Task requirements -
Show each line of the data below that has the string "описи" in it.

+++

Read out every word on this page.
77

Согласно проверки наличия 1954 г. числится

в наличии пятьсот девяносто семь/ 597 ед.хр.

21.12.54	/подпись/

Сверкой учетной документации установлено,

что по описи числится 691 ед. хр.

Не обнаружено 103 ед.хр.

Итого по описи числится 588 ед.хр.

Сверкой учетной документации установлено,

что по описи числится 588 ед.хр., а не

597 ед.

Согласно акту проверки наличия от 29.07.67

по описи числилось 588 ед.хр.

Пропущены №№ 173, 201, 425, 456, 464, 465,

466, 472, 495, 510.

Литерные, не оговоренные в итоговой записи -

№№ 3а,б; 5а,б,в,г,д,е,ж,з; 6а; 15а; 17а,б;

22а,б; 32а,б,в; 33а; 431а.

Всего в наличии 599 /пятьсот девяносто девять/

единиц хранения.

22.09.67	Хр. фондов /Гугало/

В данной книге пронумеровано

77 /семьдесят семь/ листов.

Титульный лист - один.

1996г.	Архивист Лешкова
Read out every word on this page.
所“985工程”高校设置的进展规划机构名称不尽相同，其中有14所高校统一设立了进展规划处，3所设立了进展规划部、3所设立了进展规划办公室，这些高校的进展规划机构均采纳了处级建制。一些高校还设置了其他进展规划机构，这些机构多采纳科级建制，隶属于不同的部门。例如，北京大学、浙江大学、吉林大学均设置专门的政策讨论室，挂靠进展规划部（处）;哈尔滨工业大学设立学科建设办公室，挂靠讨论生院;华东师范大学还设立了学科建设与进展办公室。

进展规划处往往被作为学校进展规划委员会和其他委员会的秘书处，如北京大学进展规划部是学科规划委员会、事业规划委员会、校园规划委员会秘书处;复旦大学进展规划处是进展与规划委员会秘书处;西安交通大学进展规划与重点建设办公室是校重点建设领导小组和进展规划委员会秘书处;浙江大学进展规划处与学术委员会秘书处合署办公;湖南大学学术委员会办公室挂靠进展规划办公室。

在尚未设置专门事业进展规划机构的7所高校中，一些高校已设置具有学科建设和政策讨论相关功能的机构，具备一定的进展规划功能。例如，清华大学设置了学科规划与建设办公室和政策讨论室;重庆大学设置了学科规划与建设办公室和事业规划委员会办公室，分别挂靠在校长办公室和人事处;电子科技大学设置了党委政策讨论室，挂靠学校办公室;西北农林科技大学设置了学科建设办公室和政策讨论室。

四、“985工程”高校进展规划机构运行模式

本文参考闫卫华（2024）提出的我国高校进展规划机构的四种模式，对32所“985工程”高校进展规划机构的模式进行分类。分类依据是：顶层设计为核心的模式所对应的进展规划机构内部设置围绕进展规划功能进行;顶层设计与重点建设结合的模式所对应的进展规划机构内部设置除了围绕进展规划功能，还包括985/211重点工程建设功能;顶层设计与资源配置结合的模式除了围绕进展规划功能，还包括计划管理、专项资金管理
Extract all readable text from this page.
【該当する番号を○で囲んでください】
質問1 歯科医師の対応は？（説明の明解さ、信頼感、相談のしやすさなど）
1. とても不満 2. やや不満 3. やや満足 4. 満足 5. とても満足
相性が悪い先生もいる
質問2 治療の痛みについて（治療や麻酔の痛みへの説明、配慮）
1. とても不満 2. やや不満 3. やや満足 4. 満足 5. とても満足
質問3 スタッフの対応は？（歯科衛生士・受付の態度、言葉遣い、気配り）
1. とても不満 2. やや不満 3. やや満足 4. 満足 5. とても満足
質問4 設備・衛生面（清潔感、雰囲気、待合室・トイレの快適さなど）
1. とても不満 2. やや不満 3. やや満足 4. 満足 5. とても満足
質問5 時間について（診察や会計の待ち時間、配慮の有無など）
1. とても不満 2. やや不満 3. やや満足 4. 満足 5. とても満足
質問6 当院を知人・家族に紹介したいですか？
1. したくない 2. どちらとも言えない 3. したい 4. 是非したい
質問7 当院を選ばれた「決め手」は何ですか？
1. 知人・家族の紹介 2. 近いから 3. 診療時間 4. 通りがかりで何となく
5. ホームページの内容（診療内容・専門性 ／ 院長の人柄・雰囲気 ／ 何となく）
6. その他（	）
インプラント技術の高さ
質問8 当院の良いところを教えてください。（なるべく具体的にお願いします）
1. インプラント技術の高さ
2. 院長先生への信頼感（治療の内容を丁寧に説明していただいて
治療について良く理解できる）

+++

Task response -
что по описи числится 691 ед. хр.
Итого по описи числится 588 ед.хр.
что по описи числится 588 ед.хр., а не
по описи числилось 588 ед.хр.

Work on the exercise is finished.